* **Work to complete**:
How many lines of the material below contain the string "color"? Answer with the number and nothing else.

* **Figure data in JSON**:
____

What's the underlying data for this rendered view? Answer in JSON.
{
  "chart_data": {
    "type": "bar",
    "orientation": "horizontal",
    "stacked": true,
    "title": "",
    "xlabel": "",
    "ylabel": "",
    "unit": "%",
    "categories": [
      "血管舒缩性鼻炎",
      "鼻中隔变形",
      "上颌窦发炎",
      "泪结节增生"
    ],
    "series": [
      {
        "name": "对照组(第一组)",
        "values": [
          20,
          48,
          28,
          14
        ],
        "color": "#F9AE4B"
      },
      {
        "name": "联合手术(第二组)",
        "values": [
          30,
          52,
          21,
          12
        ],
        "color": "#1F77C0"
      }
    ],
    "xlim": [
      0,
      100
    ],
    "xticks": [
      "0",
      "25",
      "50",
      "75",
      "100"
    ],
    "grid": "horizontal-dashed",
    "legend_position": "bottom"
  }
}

____

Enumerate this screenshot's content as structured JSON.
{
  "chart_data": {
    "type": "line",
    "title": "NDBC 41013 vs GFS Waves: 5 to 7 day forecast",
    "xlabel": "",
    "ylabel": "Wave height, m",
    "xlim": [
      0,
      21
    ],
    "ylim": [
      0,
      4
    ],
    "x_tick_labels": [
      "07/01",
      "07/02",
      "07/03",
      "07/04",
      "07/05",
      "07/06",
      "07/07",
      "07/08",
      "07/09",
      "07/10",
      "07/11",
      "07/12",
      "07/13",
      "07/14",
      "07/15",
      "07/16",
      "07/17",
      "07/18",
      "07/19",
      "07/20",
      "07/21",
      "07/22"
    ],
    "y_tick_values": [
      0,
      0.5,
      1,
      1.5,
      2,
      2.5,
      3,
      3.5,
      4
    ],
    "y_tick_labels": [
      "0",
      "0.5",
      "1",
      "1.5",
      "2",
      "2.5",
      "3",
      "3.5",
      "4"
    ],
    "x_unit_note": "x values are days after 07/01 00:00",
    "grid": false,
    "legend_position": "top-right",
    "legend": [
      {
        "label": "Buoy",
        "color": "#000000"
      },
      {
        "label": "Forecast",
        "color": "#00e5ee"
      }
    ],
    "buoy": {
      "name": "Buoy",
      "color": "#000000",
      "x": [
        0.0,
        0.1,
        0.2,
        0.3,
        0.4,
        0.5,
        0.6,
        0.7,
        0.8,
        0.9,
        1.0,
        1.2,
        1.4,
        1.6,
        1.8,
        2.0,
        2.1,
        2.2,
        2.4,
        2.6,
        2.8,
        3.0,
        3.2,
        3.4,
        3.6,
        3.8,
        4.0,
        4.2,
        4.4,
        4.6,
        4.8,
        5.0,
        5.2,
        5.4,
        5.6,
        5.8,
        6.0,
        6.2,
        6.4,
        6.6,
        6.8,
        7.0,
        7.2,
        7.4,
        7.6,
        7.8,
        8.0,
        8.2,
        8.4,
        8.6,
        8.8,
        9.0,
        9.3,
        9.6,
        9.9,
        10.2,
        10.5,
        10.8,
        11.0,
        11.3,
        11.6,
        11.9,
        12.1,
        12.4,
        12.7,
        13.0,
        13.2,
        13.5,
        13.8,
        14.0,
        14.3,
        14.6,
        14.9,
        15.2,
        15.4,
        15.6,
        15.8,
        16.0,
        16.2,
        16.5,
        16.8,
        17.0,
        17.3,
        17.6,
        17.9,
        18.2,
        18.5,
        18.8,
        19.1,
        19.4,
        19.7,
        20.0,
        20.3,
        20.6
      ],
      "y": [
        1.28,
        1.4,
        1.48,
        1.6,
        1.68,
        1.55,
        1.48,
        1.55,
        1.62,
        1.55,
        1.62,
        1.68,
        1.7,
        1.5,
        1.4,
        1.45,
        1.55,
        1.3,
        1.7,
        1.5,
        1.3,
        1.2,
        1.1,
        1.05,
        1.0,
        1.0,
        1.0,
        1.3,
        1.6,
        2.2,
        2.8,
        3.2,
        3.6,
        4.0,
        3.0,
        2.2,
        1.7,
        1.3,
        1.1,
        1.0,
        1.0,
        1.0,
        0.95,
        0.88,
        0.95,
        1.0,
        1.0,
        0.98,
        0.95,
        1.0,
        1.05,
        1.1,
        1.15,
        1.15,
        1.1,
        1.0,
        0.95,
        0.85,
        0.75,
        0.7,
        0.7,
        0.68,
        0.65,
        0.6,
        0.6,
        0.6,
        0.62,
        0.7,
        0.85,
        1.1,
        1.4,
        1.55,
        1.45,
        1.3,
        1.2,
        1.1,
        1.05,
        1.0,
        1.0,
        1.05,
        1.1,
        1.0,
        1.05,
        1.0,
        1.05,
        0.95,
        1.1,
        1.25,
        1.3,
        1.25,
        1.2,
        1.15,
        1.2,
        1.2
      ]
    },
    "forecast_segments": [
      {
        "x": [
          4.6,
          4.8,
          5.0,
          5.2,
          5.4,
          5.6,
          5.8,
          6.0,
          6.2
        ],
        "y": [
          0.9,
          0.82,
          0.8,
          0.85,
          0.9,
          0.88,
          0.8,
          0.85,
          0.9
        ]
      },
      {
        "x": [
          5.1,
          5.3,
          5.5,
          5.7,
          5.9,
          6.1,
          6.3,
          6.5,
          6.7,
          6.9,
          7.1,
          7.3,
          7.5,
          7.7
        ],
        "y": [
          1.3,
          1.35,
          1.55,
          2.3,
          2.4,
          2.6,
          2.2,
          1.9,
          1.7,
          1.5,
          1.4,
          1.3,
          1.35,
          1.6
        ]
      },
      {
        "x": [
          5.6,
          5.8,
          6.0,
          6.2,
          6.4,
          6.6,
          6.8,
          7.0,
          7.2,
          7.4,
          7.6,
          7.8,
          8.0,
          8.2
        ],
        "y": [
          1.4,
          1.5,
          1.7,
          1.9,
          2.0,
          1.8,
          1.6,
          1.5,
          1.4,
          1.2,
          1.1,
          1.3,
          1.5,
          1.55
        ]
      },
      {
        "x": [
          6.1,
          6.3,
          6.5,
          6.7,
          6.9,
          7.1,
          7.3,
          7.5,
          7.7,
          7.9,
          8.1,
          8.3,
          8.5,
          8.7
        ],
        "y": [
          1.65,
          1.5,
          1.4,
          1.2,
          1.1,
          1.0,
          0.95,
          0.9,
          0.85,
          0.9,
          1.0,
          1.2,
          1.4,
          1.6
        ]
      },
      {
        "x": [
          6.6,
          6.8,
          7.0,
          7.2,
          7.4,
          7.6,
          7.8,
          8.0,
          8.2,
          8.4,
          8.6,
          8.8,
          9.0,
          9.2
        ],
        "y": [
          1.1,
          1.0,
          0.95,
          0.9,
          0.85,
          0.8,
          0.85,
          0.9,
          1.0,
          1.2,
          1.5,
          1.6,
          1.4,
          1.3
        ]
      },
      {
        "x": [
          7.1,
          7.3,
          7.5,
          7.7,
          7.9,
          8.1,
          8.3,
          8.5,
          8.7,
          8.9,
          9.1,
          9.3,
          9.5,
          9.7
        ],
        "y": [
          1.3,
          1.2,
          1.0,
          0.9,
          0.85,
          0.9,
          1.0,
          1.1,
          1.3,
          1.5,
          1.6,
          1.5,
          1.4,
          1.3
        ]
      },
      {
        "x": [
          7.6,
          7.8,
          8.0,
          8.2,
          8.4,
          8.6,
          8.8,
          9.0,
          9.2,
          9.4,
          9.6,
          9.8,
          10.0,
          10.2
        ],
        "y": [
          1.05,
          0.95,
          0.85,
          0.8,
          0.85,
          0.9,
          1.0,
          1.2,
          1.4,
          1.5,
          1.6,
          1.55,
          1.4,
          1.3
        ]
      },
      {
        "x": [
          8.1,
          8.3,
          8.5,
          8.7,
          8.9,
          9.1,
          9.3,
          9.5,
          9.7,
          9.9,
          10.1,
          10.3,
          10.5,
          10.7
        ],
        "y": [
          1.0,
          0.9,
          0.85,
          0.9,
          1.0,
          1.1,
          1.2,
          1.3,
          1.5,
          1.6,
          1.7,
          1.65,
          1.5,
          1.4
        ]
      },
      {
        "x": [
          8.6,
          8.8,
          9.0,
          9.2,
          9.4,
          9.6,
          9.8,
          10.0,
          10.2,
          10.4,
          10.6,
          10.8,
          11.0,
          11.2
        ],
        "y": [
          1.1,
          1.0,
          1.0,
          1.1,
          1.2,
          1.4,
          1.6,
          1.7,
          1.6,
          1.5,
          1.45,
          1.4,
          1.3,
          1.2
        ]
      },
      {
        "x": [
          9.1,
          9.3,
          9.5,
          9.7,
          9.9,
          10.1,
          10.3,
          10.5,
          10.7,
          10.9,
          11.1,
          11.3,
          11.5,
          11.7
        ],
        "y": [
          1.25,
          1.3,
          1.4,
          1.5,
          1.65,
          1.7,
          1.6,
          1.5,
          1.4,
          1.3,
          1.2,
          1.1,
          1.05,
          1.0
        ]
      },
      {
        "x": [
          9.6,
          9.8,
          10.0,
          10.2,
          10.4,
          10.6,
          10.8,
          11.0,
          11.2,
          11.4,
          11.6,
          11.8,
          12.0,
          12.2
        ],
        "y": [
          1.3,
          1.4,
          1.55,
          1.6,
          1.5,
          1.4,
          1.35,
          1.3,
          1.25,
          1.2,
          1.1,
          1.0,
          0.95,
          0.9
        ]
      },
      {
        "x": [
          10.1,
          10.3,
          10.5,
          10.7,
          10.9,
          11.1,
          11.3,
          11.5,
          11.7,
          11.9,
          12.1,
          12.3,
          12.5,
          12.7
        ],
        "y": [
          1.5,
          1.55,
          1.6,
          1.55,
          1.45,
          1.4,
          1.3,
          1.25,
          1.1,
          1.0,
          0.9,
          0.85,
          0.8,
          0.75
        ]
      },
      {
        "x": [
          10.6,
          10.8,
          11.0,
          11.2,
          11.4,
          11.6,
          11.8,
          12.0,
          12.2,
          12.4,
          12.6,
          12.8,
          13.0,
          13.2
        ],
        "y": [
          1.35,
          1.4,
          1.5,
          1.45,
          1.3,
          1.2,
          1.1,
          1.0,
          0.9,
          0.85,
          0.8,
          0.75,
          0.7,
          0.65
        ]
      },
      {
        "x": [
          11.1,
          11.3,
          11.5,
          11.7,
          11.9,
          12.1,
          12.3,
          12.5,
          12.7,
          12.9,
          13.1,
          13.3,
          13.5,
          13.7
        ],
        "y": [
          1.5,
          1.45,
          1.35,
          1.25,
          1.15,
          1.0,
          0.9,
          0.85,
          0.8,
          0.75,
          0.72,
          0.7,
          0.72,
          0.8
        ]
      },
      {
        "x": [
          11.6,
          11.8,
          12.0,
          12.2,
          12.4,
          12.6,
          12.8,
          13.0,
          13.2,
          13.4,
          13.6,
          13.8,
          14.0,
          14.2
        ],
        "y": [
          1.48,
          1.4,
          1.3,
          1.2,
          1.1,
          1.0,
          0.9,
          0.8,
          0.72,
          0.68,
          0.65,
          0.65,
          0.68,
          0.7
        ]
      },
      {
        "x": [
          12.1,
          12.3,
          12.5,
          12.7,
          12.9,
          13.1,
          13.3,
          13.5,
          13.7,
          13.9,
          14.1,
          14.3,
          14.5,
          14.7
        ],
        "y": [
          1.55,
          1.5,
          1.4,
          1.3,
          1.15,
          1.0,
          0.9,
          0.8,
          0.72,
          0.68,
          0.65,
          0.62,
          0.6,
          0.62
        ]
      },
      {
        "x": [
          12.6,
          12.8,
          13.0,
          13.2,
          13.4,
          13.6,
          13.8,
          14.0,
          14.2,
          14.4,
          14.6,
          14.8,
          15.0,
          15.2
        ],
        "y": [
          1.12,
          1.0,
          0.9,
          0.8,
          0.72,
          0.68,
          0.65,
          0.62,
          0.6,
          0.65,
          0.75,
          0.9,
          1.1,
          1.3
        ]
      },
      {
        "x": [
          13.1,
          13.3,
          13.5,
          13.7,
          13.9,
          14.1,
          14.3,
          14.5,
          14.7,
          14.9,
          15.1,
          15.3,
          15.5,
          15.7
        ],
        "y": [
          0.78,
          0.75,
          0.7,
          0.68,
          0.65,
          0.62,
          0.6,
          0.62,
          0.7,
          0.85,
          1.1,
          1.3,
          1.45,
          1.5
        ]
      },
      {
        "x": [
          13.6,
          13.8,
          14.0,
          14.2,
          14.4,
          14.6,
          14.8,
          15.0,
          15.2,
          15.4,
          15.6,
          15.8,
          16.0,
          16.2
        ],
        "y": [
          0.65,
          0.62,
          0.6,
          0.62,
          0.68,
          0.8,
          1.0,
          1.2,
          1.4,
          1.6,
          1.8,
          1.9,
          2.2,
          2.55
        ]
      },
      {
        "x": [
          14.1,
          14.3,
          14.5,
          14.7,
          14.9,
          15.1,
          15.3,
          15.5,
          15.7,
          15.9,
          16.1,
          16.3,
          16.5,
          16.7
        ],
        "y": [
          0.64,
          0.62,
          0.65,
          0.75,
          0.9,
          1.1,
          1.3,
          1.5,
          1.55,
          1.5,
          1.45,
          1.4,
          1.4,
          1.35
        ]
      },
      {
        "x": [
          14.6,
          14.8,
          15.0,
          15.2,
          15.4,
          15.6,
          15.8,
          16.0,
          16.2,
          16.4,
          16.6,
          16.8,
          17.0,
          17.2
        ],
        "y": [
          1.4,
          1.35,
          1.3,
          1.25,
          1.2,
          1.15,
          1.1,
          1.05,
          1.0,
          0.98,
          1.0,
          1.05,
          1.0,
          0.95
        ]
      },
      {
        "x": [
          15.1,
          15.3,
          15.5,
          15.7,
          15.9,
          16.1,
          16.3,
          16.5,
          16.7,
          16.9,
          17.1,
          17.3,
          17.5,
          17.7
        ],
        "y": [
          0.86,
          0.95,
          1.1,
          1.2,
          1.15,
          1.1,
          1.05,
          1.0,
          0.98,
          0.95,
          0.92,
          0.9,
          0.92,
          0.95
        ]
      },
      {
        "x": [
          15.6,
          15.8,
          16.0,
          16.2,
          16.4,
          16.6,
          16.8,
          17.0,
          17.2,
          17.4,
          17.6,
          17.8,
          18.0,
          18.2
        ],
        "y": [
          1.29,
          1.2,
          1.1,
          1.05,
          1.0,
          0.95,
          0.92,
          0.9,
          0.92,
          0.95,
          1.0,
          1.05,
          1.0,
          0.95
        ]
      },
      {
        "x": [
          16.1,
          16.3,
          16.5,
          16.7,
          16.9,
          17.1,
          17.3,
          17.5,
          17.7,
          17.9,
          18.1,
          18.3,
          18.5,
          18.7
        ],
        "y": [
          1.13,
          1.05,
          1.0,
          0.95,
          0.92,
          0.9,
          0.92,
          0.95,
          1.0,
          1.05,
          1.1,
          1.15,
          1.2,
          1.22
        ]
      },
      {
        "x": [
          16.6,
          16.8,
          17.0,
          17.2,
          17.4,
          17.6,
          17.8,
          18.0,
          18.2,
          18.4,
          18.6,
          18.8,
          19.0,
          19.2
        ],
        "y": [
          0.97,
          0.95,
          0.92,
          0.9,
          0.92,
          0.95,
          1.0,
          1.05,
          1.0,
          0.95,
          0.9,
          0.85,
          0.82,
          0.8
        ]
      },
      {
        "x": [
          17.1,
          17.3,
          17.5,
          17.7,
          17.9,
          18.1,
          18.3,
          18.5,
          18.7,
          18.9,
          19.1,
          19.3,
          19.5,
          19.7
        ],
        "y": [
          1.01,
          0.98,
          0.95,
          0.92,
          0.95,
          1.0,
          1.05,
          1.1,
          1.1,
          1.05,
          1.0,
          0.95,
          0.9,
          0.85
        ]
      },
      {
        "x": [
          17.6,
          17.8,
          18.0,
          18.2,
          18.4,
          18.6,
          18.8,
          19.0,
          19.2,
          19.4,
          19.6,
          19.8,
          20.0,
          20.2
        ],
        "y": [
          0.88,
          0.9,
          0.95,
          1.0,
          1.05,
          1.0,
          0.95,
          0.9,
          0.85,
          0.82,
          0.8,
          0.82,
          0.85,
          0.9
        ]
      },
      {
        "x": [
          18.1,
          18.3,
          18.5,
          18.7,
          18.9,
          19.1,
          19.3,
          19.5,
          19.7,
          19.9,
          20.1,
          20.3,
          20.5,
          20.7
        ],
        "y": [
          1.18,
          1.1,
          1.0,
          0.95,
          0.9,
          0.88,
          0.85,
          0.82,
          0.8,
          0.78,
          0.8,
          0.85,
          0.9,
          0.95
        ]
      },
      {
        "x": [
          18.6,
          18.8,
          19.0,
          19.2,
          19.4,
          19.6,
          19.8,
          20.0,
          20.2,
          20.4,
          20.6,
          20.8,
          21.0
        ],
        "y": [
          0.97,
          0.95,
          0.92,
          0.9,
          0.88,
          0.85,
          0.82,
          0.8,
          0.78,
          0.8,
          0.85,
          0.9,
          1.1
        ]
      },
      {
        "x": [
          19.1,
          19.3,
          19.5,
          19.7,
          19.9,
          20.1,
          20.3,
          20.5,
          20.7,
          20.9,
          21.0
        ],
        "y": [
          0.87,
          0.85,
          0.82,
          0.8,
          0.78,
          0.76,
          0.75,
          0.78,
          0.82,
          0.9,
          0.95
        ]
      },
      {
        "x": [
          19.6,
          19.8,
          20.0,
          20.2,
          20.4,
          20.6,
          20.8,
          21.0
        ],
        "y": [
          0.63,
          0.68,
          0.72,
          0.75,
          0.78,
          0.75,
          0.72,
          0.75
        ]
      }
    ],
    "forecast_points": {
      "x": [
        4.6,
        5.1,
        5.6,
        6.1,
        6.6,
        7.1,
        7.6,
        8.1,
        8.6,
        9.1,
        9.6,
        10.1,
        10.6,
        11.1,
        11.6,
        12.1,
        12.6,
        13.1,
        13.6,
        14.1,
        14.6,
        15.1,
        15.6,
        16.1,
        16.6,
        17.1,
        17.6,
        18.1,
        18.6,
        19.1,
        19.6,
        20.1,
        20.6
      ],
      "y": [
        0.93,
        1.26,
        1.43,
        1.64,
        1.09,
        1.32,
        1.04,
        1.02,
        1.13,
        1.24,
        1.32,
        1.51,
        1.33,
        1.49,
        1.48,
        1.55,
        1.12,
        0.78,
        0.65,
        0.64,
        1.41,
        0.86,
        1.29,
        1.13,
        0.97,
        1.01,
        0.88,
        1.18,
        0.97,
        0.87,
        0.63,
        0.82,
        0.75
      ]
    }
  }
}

____

* **Exercise result**:
5